[start of Information given]
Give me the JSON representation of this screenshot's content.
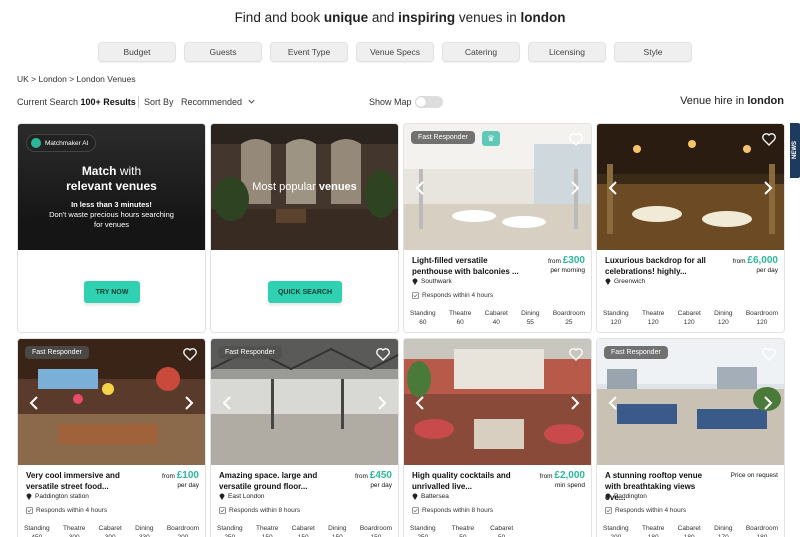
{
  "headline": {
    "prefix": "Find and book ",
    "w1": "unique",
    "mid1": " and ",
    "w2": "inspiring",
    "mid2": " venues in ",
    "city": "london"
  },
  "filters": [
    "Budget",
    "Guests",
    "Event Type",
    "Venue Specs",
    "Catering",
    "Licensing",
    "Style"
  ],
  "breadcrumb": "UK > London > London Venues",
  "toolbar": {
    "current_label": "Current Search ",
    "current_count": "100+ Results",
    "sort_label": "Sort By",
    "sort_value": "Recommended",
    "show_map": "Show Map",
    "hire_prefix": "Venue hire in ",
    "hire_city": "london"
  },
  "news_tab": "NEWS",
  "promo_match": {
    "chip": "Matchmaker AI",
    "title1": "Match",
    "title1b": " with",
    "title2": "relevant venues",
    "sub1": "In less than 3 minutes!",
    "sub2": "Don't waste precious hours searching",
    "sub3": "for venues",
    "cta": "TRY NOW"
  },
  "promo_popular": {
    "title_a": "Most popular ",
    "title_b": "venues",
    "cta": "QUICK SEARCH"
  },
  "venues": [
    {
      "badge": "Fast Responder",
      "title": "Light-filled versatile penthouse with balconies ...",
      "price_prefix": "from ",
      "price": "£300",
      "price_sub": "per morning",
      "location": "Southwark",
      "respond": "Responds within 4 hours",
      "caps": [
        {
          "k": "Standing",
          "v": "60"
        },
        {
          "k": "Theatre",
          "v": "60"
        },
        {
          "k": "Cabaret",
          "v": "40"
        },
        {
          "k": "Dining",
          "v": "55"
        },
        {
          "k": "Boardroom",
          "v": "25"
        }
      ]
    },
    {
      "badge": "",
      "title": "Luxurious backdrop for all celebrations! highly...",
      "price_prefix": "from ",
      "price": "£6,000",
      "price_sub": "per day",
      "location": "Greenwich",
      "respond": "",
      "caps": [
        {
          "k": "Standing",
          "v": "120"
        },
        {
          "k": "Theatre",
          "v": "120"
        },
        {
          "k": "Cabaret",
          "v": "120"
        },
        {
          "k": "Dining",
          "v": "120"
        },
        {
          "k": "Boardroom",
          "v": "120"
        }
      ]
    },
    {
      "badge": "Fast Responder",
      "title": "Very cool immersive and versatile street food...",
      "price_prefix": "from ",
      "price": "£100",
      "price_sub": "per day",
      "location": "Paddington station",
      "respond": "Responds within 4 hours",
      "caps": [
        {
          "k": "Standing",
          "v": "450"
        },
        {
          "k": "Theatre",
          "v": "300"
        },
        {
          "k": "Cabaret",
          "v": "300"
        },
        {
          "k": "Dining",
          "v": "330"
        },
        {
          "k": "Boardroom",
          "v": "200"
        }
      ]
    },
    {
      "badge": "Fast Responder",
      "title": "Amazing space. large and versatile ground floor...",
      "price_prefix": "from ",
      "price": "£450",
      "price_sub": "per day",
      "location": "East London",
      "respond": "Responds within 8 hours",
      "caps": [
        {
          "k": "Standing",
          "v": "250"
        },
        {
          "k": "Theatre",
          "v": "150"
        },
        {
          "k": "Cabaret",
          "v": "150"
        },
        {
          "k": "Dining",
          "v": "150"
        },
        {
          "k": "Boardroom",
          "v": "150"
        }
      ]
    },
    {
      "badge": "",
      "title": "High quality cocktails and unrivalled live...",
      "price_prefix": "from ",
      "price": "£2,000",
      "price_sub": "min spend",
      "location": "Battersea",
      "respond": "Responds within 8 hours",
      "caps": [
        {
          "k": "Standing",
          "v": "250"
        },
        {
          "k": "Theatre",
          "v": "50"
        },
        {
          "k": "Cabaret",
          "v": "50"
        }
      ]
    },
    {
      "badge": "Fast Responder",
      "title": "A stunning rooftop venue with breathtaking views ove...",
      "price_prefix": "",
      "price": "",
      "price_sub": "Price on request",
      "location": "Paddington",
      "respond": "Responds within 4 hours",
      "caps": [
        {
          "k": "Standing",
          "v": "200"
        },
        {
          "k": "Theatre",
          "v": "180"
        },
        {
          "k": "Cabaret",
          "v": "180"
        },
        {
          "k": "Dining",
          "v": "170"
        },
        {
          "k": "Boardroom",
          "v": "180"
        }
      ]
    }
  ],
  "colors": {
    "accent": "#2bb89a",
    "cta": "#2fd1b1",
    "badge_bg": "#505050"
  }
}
[end of Information given]
Written problem:
Can you repeat every record above exactly, apart from the pictures?

Worked solution:
Give me the JSON representation of this screenshot's content.
{
  "headline": {
    "prefix": "Find and book ",
    "w1": "unique",
    "mid1": " and ",
    "w2": "inspiring",
    "mid2": " venues in ",
    "city": "london"
  },
  "filters": [
    "Budget",
    "Guests",
    "Event Type",
    "Venue Specs",
    "Catering",
    "Licensing",
    "Style"
  ],
  "breadcrumb": "UK > London > London Venues",
  "toolbar": {
    "current_label": "Current Search ",
    "current_count": "100+ Results",
    "sort_label": "Sort By",
    "sort_value": "Recommended",
    "show_map": "Show Map",
    "hire_prefix": "Venue hire in ",
    "hire_city": "london"
  },
  "news_tab": "NEWS",
  "promo_match": {
    "chip": "Matchmaker AI",
    "title1": "Match",
    "title1b": " with",
    "title2": "relevant venues",
    "sub1": "In less than 3 minutes!",
    "sub2": "Don't waste precious hours searching",
    "sub3": "for venues",
    "cta": "TRY NOW"
  },
  "promo_popular": {
    "title_a": "Most popular ",
    "title_b": "venues",
    "cta": "QUICK SEARCH"
  },
  "venues": [
    {
      "badge": "Fast Responder",
      "title": "Light-filled versatile penthouse with balconies ...",
      "price_prefix": "from ",
      "price": "£300",
      "price_sub": "per morning",
      "location": "Southwark",
      "respond": "Responds within 4 hours",
      "caps": [
        {
          "k": "Standing",
          "v": "60"
        },
        {
          "k": "Theatre",
          "v": "60"
        },
        {
          "k": "Cabaret",
          "v": "40"
        },
        {
          "k": "Dining",
          "v": "55"
        },
        {
          "k": "Boardroom",
          "v": "25"
        }
      ]
    },
    {
      "badge": "",
      "title": "Luxurious backdrop for all celebrations! highly...",
      "price_prefix": "from ",
      "price": "£6,000",
      "price_sub": "per day",
      "location": "Greenwich",
      "respond": "",
      "caps": [
        {
          "k": "Standing",
          "v": "120"
        },
        {
          "k": "Theatre",
          "v": "120"
        },
        {
          "k": "Cabaret",
          "v": "120"
        },
        {
          "k": "Dining",
          "v": "120"
        },
        {
          "k": "Boardroom",
          "v": "120"
        }
      ]
    },
    {
      "badge": "Fast Responder",
      "title": "Very cool immersive and versatile street food...",
      "price_prefix": "from ",
      "price": "£100",
      "price_sub": "per day",
      "location": "Paddington station",
      "respond": "Responds within 4 hours",
      "caps": [
        {
          "k": "Standing",
          "v": "450"
        },
        {
          "k": "Theatre",
          "v": "300"
        },
        {
          "k": "Cabaret",
          "v": "300"
        },
        {
          "k": "Dining",
          "v": "330"
        },
        {
          "k": "Boardroom",
          "v": "200"
        }
      ]
    },
    {
      "badge": "Fast Responder",
      "title": "Amazing space. large and versatile ground floor...",
      "price_prefix": "from ",
      "price": "£450",
      "price_sub": "per day",
      "location": "East London",
      "respond": "Responds within 8 hours",
      "caps": [
        {
          "k": "Standing",
          "v": "250"
        },
        {
          "k": "Theatre",
          "v": "150"
        },
        {
          "k": "Cabaret",
          "v": "150"
        },
        {
          "k": "Dining",
          "v": "150"
        },
        {
          "k": "Boardroom",
          "v": "150"
        }
      ]
    },
    {
      "badge": "",
      "title": "High quality cocktails and unrivalled live...",
      "price_prefix": "from ",
      "price": "£2,000",
      "price_sub": "min spend",
      "location": "Battersea",
      "respond": "Responds within 8 hours",
      "caps": [
        {
          "k": "Standing",
          "v": "250"
        },
        {
          "k": "Theatre",
          "v": "50"
        },
        {
          "k": "Cabaret",
          "v": "50"
        }
      ]
    },
    {
      "badge": "Fast Responder",
      "title": "A stunning rooftop venue with breathtaking views ove...",
      "price_prefix": "",
      "price": "",
      "price_sub": "Price on request",
      "location": "Paddington",
      "respond": "Responds within 4 hours",
      "caps": [
        {
          "k": "Standing",
          "v": "200"
        },
        {
          "k": "Theatre",
          "v": "180"
        },
        {
          "k": "Cabaret",
          "v": "180"
        },
        {
          "k": "Dining",
          "v": "170"
        },
        {
          "k": "Boardroom",
          "v": "180"
        }
      ]
    }
  ],
  "colors": {
    "accent": "#2bb89a",
    "cta": "#2fd1b1",
    "badge_bg": "#505050"
  }
}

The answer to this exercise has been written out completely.